WRITTEN TASK —
Answer these questions using the text on the right to remain silent and to counsel.
(a) Besides repeating the provisions of the Constitution, what is a law enforcement officer duty-bound to do?
(b) Under what three conditions is a waiver of these rights valid?
(c) What will not, by itself, lead to a valid waiver being presumed?

TEXT SEGMENT —

Thus, informing the person under investigation of his right to remain silent and to counsel must conceive the transmission of a meaningful information rather than just the ceremonial and perfunctory recitation of an abstract constitutional principle.
It would not be sufficient for a law enforcement officer just to repeat to the person the provisions of the Constitution; such officer is duty-bound to apprise the person of his rights as well as to explain the effects in practical terms. Short of this, there is a denial of the right.
The right to remain silent and to counsel may be waived, and the waiver of these rights is valid only when it is made voluntarily, in writing, and with the presence of counsel. Nonetheless, a valid waiver will not be presumed simply from the mere silence of the accused after warnings are given.
The records must show, or that there must be an evidence which would prove that the person was offered counsel but voluntarily, intelligently, and understandingly rejected the offer. Furthermore, the waiver must be in a language which would clearly manifest the desire to waive the right.

DATA —

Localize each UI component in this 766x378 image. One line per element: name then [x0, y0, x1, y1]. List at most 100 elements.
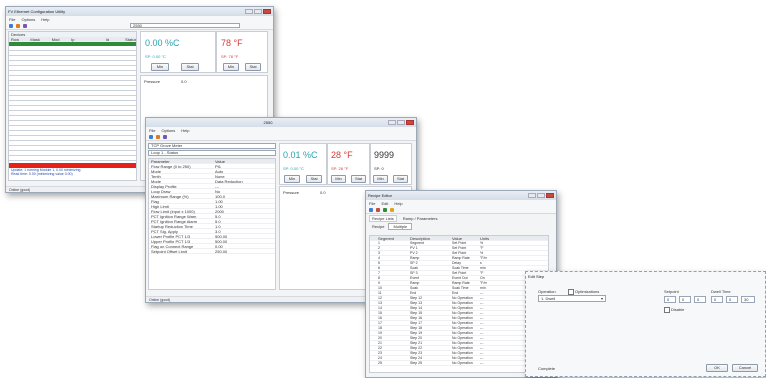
loop-select[interactable]: Loop 1 - Status: [148, 150, 276, 156]
refresh-icon[interactable]: [156, 134, 160, 139]
value-red: 28 °F: [331, 150, 353, 160]
stat-button[interactable]: Stat: [393, 175, 408, 183]
stat-button[interactable]: Stat: [306, 175, 322, 183]
pressure-value: 0.0: [320, 190, 326, 195]
setpoint-field-1[interactable]: 0: [664, 296, 676, 303]
menu-file[interactable]: File: [369, 201, 375, 206]
menu-help[interactable]: Help: [41, 17, 49, 22]
tab-ramp-parameters[interactable]: Ramp / Parameters: [401, 216, 440, 221]
table-row[interactable]: 25 Step 25 No Operation ---: [370, 361, 548, 366]
device-select[interactable]: TCP Grove Meter: [148, 143, 276, 149]
min-button[interactable]: Min: [373, 175, 388, 183]
segment-cell: 15: [378, 311, 382, 315]
settings-icon[interactable]: [163, 134, 167, 139]
down-icon[interactable]: [390, 207, 394, 212]
close-button[interactable]: [406, 120, 414, 125]
maximize-button[interactable]: [537, 193, 545, 198]
value-cell: No Operation: [452, 326, 473, 330]
value-cell: Set Point: [452, 241, 467, 245]
add-icon[interactable]: [369, 207, 373, 212]
description-cell: Step 20: [410, 336, 423, 340]
description-cell: Step 17: [410, 321, 423, 325]
description-cell: Step 24: [410, 356, 423, 360]
table-row[interactable]: [9, 156, 136, 161]
setpoint-field-2[interactable]: 0: [679, 296, 691, 303]
refresh-icon[interactable]: [16, 23, 20, 28]
property-name: Setpoint Offset Limit: [151, 248, 187, 254]
value-cell: Ramp Rate: [452, 256, 470, 260]
menu-options[interactable]: Options: [161, 128, 175, 133]
description-cell: Segment: [410, 241, 425, 245]
value-cell: Delay: [452, 261, 461, 265]
dwell-field-1[interactable]: 0: [711, 296, 723, 303]
setpoint-dark: SP: 0: [374, 166, 384, 171]
filter-select[interactable]: Multiple: [388, 222, 413, 230]
dwell-field-3[interactable]: 30: [741, 296, 755, 303]
min-button[interactable]: Min: [284, 175, 300, 183]
recipe-table: Segment Description Value Units 1 Segment…: [369, 235, 549, 373]
minimize-button[interactable]: [245, 9, 253, 14]
maximize-button[interactable]: [254, 9, 262, 14]
segment-cell: 16: [378, 316, 382, 320]
min-button[interactable]: Min: [223, 63, 239, 71]
gauge-panel-red: 78 °F SP: 78 °F Min Stat: [216, 31, 268, 73]
value-cell: End: [452, 291, 459, 295]
value-teal: 0.01 %C: [283, 150, 318, 160]
property-value[interactable]: 250.00: [215, 249, 227, 254]
menu-file[interactable]: File: [9, 17, 15, 22]
operation-select[interactable]: 1. Dwell: [538, 295, 606, 302]
description-cell: End: [410, 291, 417, 295]
min-button[interactable]: Min: [331, 175, 346, 183]
connect-icon[interactable]: [9, 23, 13, 28]
stat-button[interactable]: Stat: [181, 63, 199, 71]
col-units: Units: [480, 235, 490, 241]
menu-edit[interactable]: Edit: [381, 201, 388, 206]
minimize-button[interactable]: [528, 193, 536, 198]
value-red: 78 °F: [221, 38, 243, 48]
chevron-down-icon[interactable]: ▾: [601, 296, 603, 301]
pressure-value: 0.0: [181, 79, 187, 84]
menu-options[interactable]: Options: [21, 17, 35, 22]
setpoint-teal: SP: 0.00 °C: [145, 54, 166, 59]
pressure-label: Pressure: [144, 79, 161, 84]
stat-button[interactable]: Stat: [245, 63, 261, 71]
ok-button[interactable]: OK: [706, 364, 728, 372]
address-field[interactable]: 2550: [130, 23, 240, 28]
tab-recipe-lists[interactable]: Recipe Lists: [369, 214, 397, 222]
col-segment: Segment: [378, 235, 395, 241]
minimize-button[interactable]: [388, 120, 396, 125]
titlebar: FV Ethernet Configuration Utility: [6, 7, 273, 16]
up-icon[interactable]: [383, 207, 387, 212]
units-cell: ---: [480, 336, 484, 340]
delete-icon[interactable]: [376, 207, 380, 212]
setpoint-field-3[interactable]: 0: [694, 296, 706, 303]
dwell-field-2[interactable]: 0: [726, 296, 738, 303]
description-cell: Soak: [410, 266, 418, 270]
close-button[interactable]: [263, 9, 271, 14]
disable-checkbox[interactable]: [664, 307, 670, 313]
filter-row: Recipe Multiple: [366, 222, 556, 230]
units-cell: ---: [480, 356, 484, 360]
segment-cell: 8: [378, 276, 380, 280]
value-cell: No Operation: [452, 311, 473, 315]
maximize-button[interactable]: [397, 120, 405, 125]
close-button[interactable]: [546, 193, 554, 198]
units-cell: ---: [480, 341, 484, 345]
units-cell: %: [480, 251, 484, 255]
value-cell: No Operation: [452, 316, 473, 320]
col-description: Description: [410, 235, 431, 241]
property-value[interactable]: Data Reduction: [215, 179, 243, 184]
col-value: Value: [452, 235, 462, 241]
description-cell: PV 2: [410, 251, 418, 255]
segment-cell: 6: [378, 266, 380, 270]
stat-button[interactable]: Stat: [351, 175, 366, 183]
menu-help[interactable]: Help: [181, 128, 189, 133]
min-button[interactable]: Min: [151, 63, 169, 71]
connect-icon[interactable]: [149, 134, 153, 139]
settings-icon[interactable]: [23, 23, 27, 28]
cancel-button[interactable]: Cancel: [732, 364, 758, 372]
gauge-panel-red: 28 °F SP: 28 °F Min Stat: [327, 143, 370, 185]
property-row[interactable]: Setpoint Offset Limit 250.00: [149, 249, 275, 254]
menu-file[interactable]: File: [149, 128, 155, 133]
menu-help[interactable]: Help: [394, 201, 402, 206]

RESULT OF THIS TASK —
(a) Apprise the person of his rights and explain their effects in practical terms.
(b) It must be made voluntarily, in writing, and with the presence of counsel.
(c) The mere silence of the accused after warnings are given.